■ WHAT IS ASKED ■
The records are to be restated in their entirety, word for word.

■ EXTRACTED ENTRIES ■
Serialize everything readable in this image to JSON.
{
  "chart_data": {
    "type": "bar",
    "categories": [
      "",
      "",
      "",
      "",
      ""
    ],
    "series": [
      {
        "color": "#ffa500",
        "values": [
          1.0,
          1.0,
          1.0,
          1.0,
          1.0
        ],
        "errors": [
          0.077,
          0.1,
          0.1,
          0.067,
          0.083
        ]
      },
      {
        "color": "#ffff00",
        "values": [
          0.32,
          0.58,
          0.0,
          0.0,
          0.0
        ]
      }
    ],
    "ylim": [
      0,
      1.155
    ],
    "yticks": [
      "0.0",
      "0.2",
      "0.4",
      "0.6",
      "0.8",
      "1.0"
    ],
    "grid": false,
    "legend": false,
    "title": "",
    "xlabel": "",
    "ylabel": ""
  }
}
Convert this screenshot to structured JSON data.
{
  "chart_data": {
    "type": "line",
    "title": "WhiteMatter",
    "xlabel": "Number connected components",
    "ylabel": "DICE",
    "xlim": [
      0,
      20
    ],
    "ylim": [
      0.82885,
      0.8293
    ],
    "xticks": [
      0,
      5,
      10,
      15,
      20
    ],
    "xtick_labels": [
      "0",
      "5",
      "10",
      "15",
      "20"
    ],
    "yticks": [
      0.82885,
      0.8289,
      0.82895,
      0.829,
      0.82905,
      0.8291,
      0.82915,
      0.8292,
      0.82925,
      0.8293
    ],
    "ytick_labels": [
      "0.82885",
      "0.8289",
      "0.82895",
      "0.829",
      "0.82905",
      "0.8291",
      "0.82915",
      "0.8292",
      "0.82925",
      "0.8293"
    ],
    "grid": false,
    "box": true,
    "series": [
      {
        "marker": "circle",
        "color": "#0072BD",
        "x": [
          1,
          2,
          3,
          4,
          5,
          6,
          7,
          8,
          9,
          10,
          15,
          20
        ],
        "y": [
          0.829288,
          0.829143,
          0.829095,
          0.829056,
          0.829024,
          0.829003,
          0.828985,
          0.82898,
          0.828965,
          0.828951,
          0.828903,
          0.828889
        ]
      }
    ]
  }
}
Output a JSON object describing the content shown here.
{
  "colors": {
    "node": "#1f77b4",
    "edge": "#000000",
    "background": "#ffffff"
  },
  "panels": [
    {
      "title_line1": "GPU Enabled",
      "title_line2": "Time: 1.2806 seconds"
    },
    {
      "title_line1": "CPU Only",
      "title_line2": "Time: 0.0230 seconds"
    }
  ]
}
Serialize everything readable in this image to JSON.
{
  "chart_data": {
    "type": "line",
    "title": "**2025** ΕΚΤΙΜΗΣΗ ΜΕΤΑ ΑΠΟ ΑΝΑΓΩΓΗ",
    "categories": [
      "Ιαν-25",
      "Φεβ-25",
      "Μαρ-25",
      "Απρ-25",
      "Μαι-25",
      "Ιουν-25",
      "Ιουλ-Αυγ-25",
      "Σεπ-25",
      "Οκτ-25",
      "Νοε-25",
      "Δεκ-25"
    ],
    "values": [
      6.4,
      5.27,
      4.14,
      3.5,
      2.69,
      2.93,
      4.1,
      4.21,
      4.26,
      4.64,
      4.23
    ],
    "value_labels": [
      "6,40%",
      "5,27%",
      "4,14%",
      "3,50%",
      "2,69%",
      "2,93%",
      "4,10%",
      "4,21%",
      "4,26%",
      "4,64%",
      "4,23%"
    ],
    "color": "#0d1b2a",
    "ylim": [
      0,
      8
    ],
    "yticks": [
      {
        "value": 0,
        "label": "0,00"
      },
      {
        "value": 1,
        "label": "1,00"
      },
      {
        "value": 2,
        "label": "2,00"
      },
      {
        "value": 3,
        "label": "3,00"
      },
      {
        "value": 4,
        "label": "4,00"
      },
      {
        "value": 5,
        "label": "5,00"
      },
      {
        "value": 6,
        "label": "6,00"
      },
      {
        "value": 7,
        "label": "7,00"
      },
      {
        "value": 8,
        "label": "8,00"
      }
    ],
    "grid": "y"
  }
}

■ EXERCISE ANSWER ■
Serialize everything readable in this image to JSON.
{
  "chart_data": {
    "type": "bar",
    "categories": [
      "",
      "",
      "",
      "",
      ""
    ],
    "series": [
      {
        "color": "#ffa500",
        "values": [
          1.0,
          1.0,
          1.0,
          1.0,
          1.0
        ],
        "errors": [
          0.077,
          0.1,
          0.1,
          0.067,
          0.083
        ]
      },
      {
        "color": "#ffff00",
        "values": [
          0.32,
          0.58,
          0.0,
          0.0,
          0.0
        ]
      }
    ],
    "ylim": [
      0,
      1.155
    ],
    "yticks": [
      "0.0",
      "0.2",
      "0.4",
      "0.6",
      "0.8",
      "1.0"
    ],
    "grid": false,
    "legend": false,
    "title": "",
    "xlabel": "",
    "ylabel": ""
  }
}
Convert this screenshot to structured JSON data.
{
  "chart_data": {
    "type": "line",
    "title": "WhiteMatter",
    "xlabel": "Number connected components",
    "ylabel": "DICE",
    "xlim": [
      0,
      20
    ],
    "ylim": [
      0.82885,
      0.8293
    ],
    "xticks": [
      0,
      5,
      10,
      15,
      20
    ],
    "xtick_labels": [
      "0",
      "5",
      "10",
      "15",
      "20"
    ],
    "yticks": [
      0.82885,
      0.8289,
      0.82895,
      0.829,
      0.82905,
      0.8291,
      0.82915,
      0.8292,
      0.82925,
      0.8293
    ],
    "ytick_labels": [
      "0.82885",
      "0.8289",
      "0.82895",
      "0.829",
      "0.82905",
      "0.8291",
      "0.82915",
      "0.8292",
      "0.82925",
      "0.8293"
    ],
    "grid": false,
    "box": true,
    "series": [
      {
        "marker": "circle",
        "color": "#0072BD",
        "x": [
          1,
          2,
          3,
          4,
          5,
          6,
          7,
          8,
          9,
          10,
          15,
          20
        ],
        "y": [
          0.829288,
          0.829143,
          0.829095,
          0.829056,
          0.829024,
          0.829003,
          0.828985,
          0.82898,
          0.828965,
          0.828951,
          0.828903,
          0.828889
        ]
      }
    ]
  }
}
Output a JSON object describing the content shown here.
{
  "colors": {
    "node": "#1f77b4",
    "edge": "#000000",
    "background": "#ffffff"
  },
  "panels": [
    {
      "title_line1": "GPU Enabled",
      "title_line2": "Time: 1.2806 seconds"
    },
    {
      "title_line1": "CPU Only",
      "title_line2": "Time: 0.0230 seconds"
    }
  ]
}
Serialize everything readable in this image to JSON.
{
  "chart_data": {
    "type": "line",
    "title": "**2025** ΕΚΤΙΜΗΣΗ ΜΕΤΑ ΑΠΟ ΑΝΑΓΩΓΗ",
    "categories": [
      "Ιαν-25",
      "Φεβ-25",
      "Μαρ-25",
      "Απρ-25",
      "Μαι-25",
      "Ιουν-25",
      "Ιουλ-Αυγ-25",
      "Σεπ-25",
      "Οκτ-25",
      "Νοε-25",
      "Δεκ-25"
    ],
    "values": [
      6.4,
      5.27,
      4.14,
      3.5,
      2.69,
      2.93,
      4.1,
      4.21,
      4.26,
      4.64,
      4.23
    ],
    "value_labels": [
      "6,40%",
      "5,27%",
      "4,14%",
      "3,50%",
      "2,69%",
      "2,93%",
      "4,10%",
      "4,21%",
      "4,26%",
      "4,64%",
      "4,23%"
    ],
    "color": "#0d1b2a",
    "ylim": [
      0,
      8
    ],
    "yticks": [
      {
        "value": 0,
        "label": "0,00"
      },
      {
        "value": 1,
        "label": "1,00"
      },
      {
        "value": 2,
        "label": "2,00"
      },
      {
        "value": 3,
        "label": "3,00"
      },
      {
        "value": 4,
        "label": "4,00"
      },
      {
        "value": 5,
        "label": "5,00"
      },
      {
        "value": 6,
        "label": "6,00"
      },
      {
        "value": 7,
        "label": "7,00"
      },
      {
        "value": 8,
        "label": "8,00"
      }
    ],
    "grid": "y"
  }
}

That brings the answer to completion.